● **Task description**: Reading the records beneath this task, work out how many lines contain the word "quotidiens" and reply with only that number.

Exercise data START

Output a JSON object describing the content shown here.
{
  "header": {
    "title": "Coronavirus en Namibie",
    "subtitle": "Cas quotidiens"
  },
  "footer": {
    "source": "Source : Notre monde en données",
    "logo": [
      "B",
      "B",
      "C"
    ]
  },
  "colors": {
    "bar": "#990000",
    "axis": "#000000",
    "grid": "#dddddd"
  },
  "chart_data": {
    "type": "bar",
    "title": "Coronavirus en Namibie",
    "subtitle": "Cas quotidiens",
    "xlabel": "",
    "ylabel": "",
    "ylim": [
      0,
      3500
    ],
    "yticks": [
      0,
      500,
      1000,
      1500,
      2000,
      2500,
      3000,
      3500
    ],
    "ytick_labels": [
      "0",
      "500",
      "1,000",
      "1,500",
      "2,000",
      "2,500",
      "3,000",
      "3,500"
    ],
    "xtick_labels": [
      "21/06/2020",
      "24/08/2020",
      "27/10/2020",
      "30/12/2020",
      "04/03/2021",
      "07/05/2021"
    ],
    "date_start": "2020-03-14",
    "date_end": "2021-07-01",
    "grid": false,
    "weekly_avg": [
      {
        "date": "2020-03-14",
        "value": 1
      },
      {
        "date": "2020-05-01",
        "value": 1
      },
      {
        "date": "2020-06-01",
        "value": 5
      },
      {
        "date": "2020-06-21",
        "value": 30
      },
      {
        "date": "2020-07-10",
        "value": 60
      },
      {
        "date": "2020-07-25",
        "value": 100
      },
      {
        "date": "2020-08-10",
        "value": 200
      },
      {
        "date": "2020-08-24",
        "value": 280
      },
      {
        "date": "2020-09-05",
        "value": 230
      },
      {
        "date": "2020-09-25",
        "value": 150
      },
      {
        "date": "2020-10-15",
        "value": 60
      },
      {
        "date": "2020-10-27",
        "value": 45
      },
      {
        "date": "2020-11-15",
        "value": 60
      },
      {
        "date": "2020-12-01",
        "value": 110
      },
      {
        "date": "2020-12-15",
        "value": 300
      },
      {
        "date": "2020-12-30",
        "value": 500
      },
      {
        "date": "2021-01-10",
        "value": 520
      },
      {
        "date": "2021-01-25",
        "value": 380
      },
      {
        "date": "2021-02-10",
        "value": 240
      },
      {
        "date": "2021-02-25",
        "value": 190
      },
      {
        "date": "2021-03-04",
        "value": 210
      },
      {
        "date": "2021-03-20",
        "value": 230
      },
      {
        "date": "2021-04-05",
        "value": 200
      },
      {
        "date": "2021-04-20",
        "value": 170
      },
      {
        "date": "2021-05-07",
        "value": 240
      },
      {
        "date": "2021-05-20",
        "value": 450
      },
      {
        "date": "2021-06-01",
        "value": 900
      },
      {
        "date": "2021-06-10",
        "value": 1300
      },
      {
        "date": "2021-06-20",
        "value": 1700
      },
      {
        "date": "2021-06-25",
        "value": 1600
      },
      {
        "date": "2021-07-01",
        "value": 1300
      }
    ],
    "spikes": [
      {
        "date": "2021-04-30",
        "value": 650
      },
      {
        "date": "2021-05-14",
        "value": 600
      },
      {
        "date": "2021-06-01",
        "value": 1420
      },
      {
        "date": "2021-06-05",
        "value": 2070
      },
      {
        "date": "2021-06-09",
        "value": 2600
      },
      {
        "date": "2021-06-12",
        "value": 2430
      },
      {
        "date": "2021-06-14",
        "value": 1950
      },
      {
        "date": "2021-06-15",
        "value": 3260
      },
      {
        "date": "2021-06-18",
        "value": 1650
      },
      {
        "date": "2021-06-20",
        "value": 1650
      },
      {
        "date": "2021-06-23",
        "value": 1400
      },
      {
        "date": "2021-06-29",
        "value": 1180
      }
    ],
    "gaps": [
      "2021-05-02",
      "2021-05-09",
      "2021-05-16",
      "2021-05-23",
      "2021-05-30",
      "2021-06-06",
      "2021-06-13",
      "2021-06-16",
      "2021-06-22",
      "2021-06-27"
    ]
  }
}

Exercise data END

● **Solution**: 2